** start of Records supplied **
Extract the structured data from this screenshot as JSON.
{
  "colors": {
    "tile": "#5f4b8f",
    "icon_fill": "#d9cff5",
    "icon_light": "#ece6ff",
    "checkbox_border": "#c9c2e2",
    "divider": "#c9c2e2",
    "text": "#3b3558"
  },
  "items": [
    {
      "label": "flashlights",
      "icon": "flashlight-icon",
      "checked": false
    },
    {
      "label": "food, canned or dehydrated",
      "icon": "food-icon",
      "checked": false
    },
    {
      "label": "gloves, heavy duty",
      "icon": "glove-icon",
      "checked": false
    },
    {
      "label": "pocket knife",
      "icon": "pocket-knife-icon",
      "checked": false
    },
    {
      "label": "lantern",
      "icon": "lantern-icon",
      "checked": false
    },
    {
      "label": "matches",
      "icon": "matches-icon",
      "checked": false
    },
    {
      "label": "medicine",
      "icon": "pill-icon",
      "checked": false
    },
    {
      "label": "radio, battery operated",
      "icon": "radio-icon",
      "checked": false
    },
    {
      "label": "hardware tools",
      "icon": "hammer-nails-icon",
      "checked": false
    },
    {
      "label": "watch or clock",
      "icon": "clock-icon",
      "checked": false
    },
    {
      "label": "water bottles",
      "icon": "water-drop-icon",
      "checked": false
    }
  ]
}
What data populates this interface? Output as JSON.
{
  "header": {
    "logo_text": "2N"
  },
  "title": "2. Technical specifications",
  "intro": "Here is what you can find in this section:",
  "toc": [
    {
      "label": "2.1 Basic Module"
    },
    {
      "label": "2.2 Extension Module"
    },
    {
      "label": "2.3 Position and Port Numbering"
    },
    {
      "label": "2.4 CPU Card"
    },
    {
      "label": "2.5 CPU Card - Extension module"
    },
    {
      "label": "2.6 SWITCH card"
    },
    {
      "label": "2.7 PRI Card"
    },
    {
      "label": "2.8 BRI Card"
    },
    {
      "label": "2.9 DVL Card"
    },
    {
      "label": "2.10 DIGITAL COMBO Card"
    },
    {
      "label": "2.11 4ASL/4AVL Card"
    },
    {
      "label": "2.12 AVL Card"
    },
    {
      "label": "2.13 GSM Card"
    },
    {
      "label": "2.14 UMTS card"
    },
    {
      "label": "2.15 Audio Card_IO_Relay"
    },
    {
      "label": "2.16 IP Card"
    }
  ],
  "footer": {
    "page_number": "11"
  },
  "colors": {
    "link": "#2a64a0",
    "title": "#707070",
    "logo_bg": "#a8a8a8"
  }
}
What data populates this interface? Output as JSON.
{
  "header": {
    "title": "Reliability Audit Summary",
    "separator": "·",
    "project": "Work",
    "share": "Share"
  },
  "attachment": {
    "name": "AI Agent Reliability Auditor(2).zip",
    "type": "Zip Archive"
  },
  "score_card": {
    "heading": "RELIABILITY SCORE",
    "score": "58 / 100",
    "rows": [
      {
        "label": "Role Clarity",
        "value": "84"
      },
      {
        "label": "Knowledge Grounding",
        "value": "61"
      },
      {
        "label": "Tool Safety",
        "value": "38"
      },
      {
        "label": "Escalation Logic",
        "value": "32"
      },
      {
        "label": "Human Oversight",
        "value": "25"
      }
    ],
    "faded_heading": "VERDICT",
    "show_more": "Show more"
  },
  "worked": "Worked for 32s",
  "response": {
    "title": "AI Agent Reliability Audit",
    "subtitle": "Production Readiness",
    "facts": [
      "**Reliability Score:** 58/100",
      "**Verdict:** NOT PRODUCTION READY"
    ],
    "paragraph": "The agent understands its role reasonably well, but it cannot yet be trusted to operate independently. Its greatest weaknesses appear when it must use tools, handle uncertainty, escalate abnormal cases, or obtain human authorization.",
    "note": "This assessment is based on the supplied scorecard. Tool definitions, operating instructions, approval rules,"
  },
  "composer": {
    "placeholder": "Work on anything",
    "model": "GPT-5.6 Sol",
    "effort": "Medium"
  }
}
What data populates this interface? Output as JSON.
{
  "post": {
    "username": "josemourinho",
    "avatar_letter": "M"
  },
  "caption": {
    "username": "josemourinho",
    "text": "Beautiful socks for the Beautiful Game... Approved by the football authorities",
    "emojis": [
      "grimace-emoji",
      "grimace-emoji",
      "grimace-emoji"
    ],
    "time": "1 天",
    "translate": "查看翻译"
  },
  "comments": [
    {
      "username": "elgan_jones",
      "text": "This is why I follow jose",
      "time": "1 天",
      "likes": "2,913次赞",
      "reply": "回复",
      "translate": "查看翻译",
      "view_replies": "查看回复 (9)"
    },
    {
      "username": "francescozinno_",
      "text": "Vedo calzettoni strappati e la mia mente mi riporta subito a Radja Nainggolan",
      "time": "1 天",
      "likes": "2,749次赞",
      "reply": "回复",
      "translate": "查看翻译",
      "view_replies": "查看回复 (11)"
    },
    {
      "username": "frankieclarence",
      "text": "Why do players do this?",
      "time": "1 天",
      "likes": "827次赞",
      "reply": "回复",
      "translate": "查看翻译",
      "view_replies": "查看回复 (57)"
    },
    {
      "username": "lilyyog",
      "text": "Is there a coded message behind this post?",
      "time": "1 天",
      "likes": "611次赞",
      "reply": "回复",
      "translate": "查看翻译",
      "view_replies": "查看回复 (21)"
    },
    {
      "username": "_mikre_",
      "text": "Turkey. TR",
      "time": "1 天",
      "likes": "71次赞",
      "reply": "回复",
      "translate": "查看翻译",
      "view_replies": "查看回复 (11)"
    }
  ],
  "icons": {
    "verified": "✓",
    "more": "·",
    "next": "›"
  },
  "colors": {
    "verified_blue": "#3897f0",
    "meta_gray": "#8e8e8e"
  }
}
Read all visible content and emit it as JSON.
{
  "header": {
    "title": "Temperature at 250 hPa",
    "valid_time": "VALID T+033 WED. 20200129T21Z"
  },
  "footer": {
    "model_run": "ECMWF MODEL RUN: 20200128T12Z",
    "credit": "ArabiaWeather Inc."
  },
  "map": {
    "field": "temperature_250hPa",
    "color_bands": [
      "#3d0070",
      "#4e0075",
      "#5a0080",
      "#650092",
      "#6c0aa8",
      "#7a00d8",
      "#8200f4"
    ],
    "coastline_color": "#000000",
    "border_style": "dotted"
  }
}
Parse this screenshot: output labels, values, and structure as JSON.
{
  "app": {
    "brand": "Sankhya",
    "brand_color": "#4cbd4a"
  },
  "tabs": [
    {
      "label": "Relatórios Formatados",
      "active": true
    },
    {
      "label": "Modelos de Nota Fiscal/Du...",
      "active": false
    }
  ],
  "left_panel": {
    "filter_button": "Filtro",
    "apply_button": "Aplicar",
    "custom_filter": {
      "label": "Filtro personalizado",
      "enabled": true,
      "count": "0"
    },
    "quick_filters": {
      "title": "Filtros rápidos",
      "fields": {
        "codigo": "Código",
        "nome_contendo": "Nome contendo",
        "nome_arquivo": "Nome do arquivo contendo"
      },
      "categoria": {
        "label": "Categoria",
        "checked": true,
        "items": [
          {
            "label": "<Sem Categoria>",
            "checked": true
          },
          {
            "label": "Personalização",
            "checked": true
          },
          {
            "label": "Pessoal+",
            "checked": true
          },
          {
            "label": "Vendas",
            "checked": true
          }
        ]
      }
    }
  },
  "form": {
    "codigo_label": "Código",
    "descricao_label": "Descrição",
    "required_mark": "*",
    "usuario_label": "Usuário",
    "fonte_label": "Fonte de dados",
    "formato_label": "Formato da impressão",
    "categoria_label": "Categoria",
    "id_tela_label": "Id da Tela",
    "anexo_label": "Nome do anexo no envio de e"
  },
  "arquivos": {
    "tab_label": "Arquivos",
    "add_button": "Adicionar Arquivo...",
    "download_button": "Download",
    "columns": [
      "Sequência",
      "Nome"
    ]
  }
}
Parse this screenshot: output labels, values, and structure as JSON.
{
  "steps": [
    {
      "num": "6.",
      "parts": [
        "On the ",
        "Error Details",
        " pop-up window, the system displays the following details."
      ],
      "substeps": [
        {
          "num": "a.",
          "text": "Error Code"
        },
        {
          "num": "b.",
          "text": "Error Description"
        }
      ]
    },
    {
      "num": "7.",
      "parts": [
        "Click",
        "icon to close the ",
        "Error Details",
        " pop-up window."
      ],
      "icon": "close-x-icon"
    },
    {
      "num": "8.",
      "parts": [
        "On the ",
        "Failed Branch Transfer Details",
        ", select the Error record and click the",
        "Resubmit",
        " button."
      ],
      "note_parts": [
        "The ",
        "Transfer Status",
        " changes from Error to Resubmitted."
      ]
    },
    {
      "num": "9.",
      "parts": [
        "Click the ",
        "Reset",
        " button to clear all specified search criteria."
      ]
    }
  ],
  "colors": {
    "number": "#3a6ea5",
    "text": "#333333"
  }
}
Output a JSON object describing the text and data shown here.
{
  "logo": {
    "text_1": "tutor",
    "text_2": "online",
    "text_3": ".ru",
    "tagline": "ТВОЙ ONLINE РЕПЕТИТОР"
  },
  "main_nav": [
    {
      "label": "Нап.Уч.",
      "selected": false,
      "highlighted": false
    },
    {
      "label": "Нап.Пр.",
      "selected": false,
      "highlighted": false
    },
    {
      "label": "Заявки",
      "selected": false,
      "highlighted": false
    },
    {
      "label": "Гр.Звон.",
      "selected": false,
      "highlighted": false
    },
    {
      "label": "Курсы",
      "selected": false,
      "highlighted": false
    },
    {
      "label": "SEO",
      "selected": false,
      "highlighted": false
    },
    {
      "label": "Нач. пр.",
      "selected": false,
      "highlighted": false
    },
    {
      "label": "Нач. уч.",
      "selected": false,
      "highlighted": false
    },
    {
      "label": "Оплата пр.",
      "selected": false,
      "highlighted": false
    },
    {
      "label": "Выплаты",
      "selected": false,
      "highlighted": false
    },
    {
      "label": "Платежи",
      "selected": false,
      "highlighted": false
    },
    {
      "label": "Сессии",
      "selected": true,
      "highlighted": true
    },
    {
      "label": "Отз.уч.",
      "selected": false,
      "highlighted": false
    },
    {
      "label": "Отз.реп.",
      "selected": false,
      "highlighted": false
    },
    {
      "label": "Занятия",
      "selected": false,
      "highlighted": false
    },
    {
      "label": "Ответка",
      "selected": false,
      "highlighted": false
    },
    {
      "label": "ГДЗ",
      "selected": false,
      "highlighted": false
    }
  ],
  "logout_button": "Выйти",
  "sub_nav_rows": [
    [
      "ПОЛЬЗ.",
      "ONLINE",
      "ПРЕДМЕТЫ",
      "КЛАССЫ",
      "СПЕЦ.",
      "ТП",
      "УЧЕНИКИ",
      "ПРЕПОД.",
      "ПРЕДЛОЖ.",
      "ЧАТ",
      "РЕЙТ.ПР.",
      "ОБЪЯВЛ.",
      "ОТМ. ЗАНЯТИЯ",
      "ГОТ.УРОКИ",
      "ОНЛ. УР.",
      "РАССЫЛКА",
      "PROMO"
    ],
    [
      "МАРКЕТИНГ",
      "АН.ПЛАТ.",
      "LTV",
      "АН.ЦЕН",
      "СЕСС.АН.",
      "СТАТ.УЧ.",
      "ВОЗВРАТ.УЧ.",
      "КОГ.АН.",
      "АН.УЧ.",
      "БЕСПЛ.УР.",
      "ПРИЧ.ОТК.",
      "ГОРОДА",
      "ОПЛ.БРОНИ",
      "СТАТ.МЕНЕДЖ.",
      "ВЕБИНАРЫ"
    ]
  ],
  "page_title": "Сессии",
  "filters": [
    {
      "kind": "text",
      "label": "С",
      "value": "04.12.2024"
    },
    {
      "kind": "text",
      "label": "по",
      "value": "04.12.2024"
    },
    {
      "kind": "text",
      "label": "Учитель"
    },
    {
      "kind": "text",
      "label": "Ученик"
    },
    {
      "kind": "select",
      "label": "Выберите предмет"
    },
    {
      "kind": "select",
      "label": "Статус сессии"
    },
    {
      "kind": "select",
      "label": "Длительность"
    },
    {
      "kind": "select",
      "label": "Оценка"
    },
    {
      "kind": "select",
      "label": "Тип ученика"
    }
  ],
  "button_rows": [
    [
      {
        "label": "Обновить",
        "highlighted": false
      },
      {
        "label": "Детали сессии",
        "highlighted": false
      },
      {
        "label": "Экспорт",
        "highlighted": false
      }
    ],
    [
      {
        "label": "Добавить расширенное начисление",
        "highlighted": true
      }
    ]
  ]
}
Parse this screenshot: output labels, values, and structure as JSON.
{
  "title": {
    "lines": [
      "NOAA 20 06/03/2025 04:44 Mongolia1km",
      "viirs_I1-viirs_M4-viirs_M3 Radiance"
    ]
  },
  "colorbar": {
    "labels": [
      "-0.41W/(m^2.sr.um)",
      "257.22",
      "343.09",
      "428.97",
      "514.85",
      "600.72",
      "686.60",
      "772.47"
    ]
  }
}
** end of Records supplied **
**Problem**
Show all lines above holding "查看回复".

**Answer for the task**
      "view_replies": "查看回复 (9)"
      "view_replies": "查看回复 (11)"
      "view_replies": "查看回复 (57)"
      "view_replies": "查看回复 (21)"
      "view_replies": "查看回复 (11)"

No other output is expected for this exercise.